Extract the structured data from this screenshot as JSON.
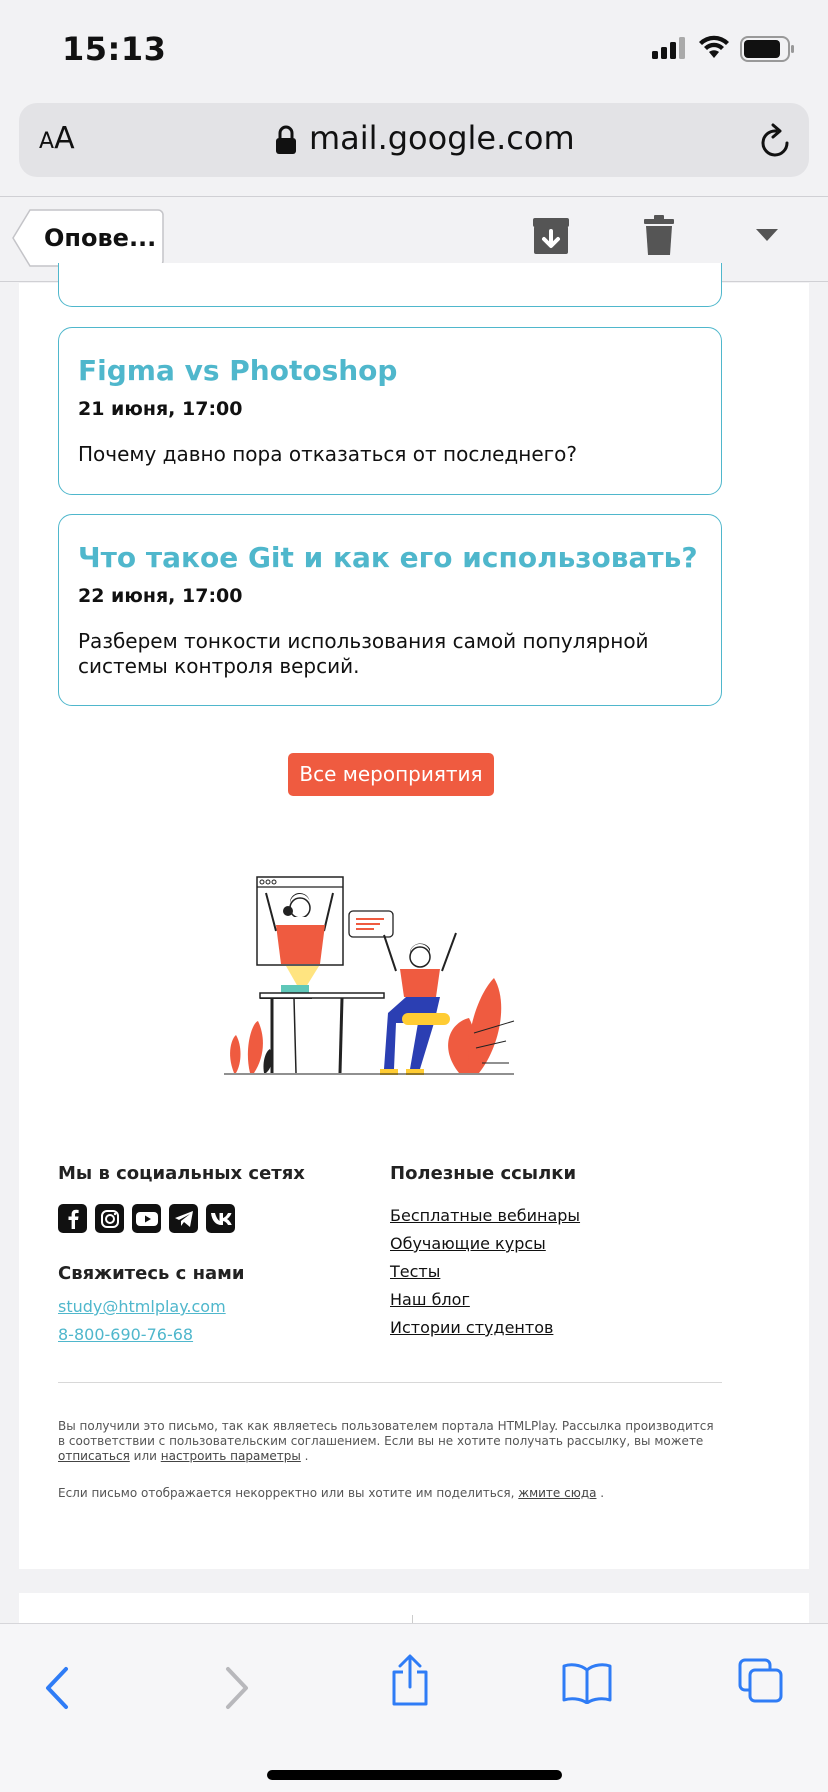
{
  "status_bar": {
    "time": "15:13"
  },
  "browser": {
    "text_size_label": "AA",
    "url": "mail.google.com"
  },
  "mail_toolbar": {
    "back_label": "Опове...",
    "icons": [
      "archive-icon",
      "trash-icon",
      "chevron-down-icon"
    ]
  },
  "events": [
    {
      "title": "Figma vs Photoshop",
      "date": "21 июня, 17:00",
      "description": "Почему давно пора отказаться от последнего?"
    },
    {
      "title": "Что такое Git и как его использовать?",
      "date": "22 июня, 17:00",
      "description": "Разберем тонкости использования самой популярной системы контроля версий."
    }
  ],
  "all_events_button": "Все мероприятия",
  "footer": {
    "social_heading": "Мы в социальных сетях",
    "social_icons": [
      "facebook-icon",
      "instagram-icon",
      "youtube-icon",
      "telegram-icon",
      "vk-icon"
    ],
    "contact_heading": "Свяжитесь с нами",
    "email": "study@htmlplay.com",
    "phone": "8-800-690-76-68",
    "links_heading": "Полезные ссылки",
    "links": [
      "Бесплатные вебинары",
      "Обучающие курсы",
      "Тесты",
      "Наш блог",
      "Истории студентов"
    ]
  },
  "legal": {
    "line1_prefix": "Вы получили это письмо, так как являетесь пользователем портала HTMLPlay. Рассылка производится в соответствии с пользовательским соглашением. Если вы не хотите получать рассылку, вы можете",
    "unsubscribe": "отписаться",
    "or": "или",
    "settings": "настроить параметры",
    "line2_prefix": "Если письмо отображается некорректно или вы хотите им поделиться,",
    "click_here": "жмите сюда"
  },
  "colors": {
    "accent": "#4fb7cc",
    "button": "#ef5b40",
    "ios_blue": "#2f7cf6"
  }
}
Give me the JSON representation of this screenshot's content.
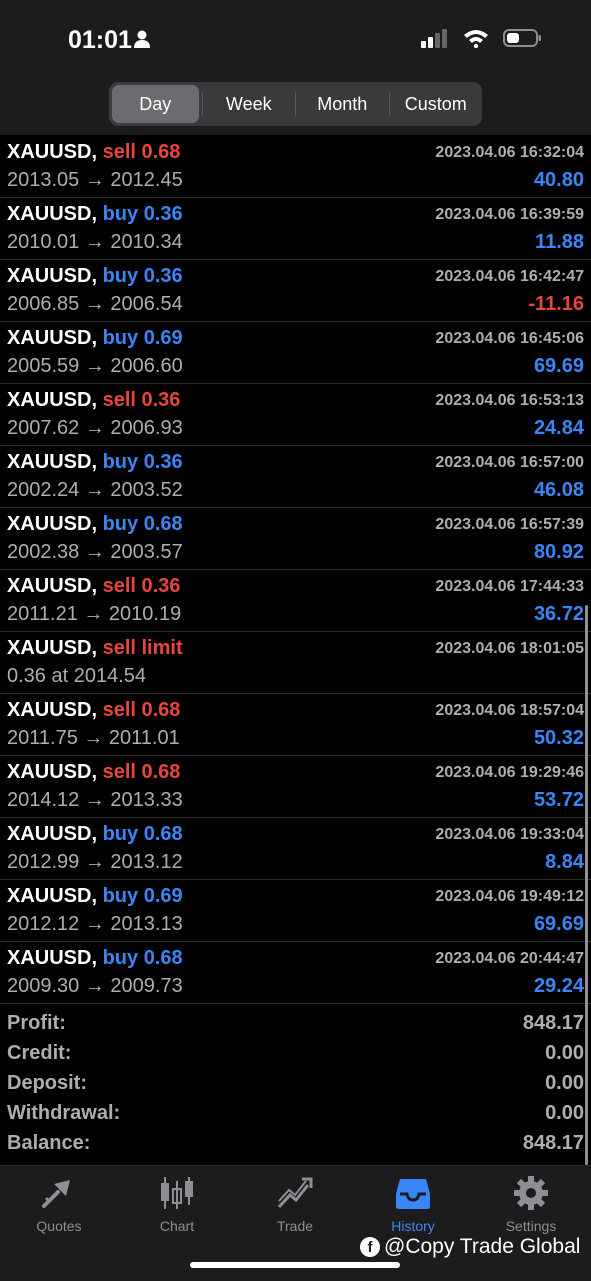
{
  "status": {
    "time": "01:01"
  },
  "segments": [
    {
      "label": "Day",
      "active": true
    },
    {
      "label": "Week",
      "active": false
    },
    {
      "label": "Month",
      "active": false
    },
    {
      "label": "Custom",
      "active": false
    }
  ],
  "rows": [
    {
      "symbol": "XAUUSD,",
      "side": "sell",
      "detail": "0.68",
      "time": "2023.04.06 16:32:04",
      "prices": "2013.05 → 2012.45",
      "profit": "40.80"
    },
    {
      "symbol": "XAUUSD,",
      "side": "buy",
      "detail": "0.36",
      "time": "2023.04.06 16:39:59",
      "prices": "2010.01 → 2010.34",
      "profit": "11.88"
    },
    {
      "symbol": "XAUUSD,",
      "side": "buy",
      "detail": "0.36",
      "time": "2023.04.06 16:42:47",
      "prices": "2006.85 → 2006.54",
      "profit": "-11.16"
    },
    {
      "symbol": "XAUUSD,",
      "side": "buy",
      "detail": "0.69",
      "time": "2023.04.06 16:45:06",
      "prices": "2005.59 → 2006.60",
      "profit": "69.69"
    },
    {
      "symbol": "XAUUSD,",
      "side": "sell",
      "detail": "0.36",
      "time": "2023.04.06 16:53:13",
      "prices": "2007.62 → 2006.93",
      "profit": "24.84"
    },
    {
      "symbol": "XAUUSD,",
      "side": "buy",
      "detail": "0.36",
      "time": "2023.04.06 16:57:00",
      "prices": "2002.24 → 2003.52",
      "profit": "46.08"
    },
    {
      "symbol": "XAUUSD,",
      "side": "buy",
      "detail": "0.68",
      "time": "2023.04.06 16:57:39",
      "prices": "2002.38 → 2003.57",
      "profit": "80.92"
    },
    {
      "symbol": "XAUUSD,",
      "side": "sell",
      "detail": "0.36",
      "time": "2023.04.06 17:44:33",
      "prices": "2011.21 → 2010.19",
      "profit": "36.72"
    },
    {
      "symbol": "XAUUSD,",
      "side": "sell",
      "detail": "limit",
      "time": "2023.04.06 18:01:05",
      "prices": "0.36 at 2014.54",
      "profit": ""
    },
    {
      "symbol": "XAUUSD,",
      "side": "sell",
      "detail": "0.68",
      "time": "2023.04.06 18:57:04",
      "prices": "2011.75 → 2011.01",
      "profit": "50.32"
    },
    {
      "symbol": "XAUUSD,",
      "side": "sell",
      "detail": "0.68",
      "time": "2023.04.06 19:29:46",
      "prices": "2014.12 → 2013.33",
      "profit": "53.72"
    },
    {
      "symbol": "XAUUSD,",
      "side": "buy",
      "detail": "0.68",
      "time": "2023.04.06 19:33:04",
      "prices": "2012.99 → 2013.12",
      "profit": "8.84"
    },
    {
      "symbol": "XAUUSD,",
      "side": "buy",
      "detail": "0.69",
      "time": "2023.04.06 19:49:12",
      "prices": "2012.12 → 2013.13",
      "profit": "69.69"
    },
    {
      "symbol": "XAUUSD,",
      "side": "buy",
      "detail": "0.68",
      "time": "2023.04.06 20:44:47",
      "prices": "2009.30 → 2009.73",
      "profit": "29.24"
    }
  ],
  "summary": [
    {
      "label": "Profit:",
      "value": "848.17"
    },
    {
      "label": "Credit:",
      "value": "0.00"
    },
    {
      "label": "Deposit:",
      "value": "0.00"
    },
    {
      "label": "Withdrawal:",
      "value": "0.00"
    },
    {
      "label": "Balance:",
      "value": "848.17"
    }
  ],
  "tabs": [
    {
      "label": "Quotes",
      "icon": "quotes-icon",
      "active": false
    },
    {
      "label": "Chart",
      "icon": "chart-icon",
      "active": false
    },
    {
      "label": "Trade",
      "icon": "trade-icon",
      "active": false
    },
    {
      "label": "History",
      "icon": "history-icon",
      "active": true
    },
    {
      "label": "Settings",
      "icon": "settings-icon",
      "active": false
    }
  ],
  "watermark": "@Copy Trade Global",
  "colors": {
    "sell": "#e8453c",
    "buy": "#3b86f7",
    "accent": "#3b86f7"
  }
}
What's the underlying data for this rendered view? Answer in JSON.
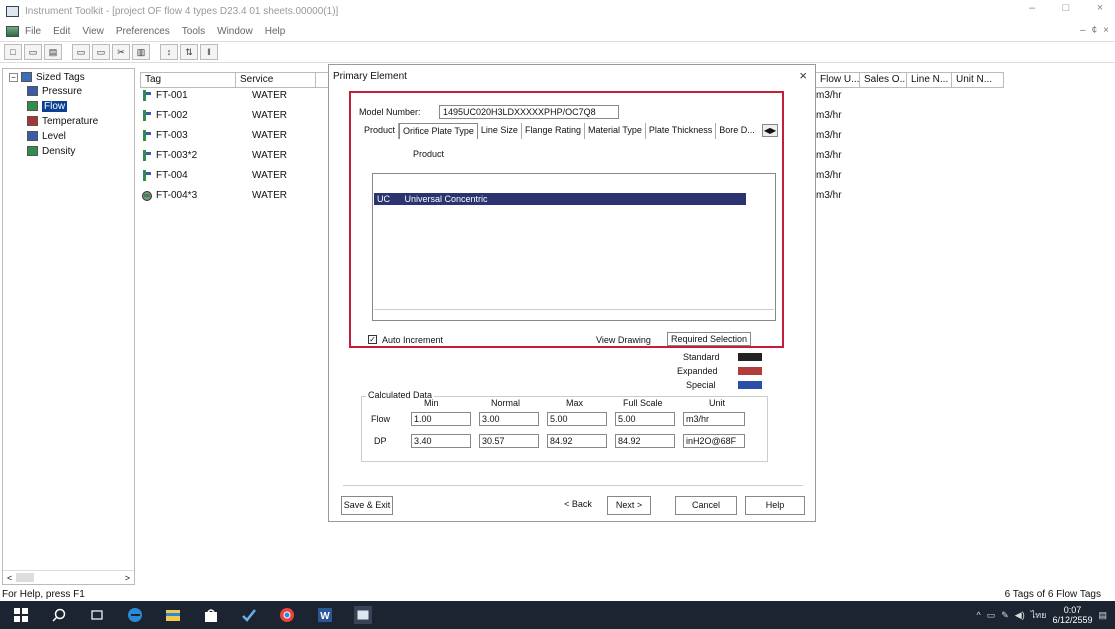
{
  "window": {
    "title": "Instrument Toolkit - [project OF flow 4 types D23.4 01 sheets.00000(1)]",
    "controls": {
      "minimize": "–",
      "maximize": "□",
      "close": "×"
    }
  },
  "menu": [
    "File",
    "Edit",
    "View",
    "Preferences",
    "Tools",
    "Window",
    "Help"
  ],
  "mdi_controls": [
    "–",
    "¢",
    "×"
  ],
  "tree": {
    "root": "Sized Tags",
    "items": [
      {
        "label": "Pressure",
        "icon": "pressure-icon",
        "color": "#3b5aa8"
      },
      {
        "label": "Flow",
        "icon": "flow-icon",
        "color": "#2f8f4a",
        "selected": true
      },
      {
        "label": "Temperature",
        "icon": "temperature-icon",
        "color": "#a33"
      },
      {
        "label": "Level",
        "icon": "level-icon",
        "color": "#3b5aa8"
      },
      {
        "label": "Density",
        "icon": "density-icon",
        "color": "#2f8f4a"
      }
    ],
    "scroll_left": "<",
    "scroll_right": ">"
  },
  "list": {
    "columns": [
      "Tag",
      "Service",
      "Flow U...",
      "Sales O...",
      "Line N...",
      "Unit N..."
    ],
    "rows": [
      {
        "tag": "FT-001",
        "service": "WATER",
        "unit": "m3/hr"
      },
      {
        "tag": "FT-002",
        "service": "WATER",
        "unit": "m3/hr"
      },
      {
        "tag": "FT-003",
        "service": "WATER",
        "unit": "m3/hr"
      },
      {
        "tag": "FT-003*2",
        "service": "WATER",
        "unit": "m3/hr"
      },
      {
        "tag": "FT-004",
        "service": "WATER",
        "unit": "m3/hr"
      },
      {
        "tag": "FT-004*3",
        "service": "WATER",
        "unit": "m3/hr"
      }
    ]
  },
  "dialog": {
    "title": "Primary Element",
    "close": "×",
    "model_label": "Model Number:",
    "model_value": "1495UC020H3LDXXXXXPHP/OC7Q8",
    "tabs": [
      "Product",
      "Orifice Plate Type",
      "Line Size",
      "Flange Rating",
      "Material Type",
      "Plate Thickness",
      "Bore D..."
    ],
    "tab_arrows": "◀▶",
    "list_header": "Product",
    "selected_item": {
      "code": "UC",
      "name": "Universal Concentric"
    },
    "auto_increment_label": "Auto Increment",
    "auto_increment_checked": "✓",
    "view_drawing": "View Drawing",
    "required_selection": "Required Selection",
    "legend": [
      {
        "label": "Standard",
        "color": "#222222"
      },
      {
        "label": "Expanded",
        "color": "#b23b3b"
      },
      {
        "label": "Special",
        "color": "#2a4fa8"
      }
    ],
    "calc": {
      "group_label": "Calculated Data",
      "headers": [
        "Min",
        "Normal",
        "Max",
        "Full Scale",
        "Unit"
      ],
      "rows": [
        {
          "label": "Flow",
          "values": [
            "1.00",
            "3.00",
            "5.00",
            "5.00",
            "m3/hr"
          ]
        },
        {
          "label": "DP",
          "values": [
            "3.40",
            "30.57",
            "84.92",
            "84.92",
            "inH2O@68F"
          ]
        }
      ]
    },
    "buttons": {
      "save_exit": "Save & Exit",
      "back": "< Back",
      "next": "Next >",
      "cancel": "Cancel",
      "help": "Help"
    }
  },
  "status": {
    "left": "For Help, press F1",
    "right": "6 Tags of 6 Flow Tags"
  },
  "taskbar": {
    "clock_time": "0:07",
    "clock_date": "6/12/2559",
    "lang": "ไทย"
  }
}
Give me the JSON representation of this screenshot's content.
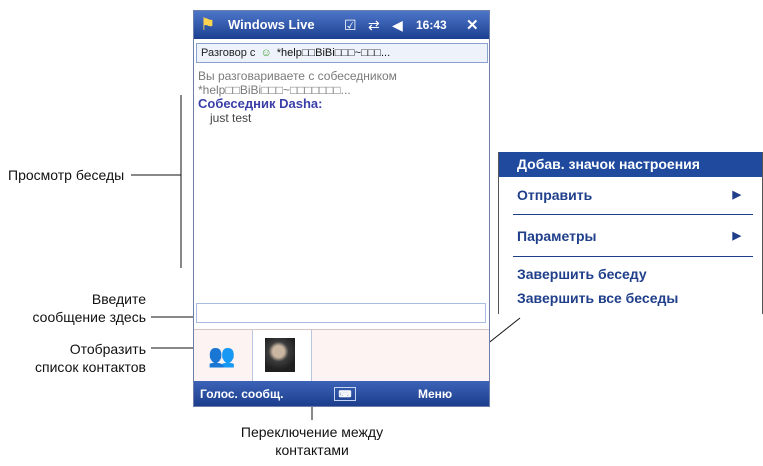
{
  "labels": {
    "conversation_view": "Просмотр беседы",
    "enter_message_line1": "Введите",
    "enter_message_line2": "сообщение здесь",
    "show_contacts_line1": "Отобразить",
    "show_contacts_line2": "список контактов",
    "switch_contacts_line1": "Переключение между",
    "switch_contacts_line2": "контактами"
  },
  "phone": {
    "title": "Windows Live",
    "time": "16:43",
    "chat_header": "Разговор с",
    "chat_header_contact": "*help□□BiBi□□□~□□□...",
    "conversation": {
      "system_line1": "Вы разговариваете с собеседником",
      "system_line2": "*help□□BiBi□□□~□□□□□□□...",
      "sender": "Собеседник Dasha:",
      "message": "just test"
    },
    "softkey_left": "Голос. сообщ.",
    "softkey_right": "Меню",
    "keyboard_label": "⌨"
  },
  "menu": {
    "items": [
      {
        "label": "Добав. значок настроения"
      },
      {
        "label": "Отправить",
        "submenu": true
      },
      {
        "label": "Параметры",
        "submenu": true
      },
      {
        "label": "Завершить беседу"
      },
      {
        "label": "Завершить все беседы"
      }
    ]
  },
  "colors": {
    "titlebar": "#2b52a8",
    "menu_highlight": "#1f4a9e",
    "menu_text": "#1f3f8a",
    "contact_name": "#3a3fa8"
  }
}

= What is being asked =
Using the material above, count the lines containing the word "Tags". Reply with the number alone.

= Task output =
2